----- Material to process
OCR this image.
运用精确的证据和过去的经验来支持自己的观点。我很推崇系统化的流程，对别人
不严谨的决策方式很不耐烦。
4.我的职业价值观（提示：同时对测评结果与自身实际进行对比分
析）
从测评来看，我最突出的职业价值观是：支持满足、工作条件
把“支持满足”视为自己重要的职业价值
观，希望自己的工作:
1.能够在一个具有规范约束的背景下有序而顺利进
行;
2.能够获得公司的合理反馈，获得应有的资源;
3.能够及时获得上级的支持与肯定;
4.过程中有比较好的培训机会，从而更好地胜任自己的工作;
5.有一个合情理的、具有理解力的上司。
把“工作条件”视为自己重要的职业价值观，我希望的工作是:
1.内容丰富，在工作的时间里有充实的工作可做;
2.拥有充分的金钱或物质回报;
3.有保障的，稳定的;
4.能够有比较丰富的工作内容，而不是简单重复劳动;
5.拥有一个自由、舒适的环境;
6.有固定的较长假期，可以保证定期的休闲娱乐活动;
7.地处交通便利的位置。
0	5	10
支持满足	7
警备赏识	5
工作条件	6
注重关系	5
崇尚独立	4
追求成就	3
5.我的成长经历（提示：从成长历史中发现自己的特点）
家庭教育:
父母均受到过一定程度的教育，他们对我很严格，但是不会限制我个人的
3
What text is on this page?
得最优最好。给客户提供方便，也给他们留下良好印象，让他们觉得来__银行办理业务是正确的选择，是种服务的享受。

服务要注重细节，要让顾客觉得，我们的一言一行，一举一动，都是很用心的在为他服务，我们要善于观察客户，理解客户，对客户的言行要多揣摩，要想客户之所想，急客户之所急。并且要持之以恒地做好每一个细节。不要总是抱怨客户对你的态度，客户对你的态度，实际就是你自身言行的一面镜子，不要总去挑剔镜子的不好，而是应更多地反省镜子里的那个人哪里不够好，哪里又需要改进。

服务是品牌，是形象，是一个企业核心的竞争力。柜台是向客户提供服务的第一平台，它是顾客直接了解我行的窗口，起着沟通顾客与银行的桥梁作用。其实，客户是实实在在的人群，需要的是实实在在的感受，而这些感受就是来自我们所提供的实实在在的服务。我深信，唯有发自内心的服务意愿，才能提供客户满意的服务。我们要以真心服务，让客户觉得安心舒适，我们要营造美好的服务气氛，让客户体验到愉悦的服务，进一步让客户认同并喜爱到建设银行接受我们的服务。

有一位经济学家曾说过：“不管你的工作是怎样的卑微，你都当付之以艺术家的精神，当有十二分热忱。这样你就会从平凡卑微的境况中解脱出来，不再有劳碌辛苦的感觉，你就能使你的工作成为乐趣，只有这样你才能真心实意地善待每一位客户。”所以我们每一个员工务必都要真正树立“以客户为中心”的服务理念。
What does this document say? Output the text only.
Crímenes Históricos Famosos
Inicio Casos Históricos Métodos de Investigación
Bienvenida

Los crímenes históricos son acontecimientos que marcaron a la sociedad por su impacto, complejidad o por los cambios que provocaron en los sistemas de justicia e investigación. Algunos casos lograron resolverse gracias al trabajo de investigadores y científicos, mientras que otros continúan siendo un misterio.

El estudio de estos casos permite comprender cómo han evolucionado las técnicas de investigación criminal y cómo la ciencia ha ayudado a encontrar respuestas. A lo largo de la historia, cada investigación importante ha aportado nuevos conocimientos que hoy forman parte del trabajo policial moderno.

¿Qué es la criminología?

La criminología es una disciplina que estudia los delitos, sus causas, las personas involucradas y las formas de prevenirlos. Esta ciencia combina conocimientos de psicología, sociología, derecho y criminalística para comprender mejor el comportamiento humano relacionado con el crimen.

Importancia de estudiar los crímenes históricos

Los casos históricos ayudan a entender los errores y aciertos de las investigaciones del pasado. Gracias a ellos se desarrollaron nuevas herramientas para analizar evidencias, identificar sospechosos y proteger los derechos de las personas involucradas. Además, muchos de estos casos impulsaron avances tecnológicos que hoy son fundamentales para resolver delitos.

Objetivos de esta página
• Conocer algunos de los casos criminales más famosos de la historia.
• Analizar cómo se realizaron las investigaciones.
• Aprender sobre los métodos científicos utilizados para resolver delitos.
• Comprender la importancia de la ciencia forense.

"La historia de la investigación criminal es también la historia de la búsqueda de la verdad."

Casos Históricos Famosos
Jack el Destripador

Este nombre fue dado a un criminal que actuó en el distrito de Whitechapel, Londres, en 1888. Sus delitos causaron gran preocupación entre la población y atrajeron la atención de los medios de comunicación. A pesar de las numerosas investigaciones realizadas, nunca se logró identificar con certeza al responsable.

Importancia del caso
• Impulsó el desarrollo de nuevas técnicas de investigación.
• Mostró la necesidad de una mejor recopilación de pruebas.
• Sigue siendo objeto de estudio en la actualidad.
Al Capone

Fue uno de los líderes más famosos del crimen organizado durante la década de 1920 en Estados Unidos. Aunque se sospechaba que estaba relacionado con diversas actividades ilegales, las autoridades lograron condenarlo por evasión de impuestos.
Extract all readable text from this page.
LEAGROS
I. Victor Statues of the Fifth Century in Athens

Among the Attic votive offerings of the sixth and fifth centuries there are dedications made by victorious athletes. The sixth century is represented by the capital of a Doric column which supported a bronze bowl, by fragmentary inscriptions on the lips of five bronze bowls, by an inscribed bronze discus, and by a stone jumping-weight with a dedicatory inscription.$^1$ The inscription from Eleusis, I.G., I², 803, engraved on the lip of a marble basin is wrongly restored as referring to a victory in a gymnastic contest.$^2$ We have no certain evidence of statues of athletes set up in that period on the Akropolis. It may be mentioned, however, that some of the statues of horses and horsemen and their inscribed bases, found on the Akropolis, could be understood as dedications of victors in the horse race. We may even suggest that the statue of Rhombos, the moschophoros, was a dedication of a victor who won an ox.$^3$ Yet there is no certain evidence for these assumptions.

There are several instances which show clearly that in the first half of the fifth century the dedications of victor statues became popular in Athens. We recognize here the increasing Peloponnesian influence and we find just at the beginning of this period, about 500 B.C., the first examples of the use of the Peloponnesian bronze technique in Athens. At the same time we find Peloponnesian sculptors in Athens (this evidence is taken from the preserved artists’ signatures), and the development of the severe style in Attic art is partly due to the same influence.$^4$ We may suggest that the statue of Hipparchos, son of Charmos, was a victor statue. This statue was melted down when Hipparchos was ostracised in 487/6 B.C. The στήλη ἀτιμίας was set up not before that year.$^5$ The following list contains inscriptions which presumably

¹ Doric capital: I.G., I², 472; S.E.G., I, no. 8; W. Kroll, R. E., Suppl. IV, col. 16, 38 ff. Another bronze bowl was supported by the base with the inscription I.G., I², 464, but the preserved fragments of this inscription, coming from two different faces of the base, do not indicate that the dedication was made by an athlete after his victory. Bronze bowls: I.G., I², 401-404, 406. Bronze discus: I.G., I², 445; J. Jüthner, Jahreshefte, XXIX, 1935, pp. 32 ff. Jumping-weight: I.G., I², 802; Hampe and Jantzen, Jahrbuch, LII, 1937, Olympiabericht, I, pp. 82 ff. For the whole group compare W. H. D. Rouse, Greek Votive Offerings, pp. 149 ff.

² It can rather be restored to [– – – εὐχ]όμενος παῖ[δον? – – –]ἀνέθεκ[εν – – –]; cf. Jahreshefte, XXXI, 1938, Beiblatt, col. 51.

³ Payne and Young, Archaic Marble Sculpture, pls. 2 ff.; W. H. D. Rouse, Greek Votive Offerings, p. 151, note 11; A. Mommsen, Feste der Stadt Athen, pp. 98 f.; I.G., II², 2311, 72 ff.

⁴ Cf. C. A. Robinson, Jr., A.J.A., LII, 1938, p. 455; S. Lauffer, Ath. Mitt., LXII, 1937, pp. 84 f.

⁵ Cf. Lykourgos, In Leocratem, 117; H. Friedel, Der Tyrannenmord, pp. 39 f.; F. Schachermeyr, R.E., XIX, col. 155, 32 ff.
----------
### Written request
Pull out every line containing "What".

### The result
What text is on this page?
What does this document say? Output the text only.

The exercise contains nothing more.